Problem statement :: Go through the listing below and gather every line with the word "limited".
**** Input for this task ****
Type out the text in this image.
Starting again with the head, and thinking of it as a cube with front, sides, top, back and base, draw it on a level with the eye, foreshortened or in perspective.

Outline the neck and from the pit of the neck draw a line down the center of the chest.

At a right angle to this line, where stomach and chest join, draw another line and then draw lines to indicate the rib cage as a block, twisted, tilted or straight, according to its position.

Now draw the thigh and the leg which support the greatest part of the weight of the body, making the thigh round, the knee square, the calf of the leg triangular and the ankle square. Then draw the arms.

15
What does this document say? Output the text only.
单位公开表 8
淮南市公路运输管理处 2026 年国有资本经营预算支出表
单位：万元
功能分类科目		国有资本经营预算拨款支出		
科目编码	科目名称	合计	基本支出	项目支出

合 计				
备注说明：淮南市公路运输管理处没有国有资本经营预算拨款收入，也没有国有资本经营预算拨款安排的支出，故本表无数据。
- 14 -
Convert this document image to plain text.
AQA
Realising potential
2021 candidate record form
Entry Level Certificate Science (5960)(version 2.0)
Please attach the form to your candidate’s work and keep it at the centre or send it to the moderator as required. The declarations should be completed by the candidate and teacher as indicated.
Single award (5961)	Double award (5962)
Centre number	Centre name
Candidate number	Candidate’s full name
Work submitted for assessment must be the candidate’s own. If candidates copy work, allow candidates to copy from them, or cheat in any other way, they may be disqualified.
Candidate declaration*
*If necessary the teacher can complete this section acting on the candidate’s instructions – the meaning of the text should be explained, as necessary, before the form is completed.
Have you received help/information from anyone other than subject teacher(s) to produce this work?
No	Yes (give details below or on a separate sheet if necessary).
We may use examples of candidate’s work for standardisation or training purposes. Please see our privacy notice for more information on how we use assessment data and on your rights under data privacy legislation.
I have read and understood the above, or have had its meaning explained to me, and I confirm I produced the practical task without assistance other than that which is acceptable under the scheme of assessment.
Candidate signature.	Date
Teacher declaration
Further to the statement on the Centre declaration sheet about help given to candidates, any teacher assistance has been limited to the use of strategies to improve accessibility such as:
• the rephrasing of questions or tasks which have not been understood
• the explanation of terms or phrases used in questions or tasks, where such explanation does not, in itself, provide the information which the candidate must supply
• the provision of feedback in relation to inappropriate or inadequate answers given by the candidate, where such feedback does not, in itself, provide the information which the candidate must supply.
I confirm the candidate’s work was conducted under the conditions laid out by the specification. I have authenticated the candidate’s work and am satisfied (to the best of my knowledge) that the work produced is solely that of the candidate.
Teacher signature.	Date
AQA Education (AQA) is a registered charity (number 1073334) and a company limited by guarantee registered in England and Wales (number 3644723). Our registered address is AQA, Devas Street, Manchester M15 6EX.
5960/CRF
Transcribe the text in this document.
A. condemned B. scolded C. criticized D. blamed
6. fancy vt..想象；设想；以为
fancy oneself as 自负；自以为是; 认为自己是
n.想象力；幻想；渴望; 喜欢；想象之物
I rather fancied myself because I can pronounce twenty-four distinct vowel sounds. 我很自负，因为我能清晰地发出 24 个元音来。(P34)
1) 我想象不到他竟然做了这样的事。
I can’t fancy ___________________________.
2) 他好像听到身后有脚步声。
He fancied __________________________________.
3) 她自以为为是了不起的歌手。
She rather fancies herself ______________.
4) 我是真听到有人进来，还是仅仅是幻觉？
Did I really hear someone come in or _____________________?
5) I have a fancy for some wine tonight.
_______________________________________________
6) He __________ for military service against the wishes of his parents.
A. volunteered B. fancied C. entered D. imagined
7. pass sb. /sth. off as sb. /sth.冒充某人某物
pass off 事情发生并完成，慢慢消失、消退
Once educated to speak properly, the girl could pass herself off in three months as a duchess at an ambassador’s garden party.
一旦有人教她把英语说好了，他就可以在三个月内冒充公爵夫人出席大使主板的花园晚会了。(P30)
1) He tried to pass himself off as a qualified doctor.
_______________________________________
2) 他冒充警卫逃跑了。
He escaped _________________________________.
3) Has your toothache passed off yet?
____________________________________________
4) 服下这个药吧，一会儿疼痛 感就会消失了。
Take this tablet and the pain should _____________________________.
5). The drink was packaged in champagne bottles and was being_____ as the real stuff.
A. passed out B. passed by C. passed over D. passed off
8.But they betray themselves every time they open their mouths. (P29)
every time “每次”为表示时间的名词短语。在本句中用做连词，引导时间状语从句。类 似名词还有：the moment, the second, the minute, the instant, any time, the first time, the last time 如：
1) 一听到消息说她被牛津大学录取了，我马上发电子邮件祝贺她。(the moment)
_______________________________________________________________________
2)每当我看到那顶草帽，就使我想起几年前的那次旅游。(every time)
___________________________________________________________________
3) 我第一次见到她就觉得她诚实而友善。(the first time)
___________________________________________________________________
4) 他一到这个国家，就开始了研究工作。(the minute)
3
****
Exercise answer ::
Further to the statement on the Centre declaration sheet about help given to candidates, any teacher assistance has been limited to the use of strategies to improve accessibility such as:
AQA Education (AQA) is a registered charity (number 1073334) and a company limited by guarantee registered in England and Wales (number 3644723). Our registered address is AQA, Devas Street, Manchester M15 6EX.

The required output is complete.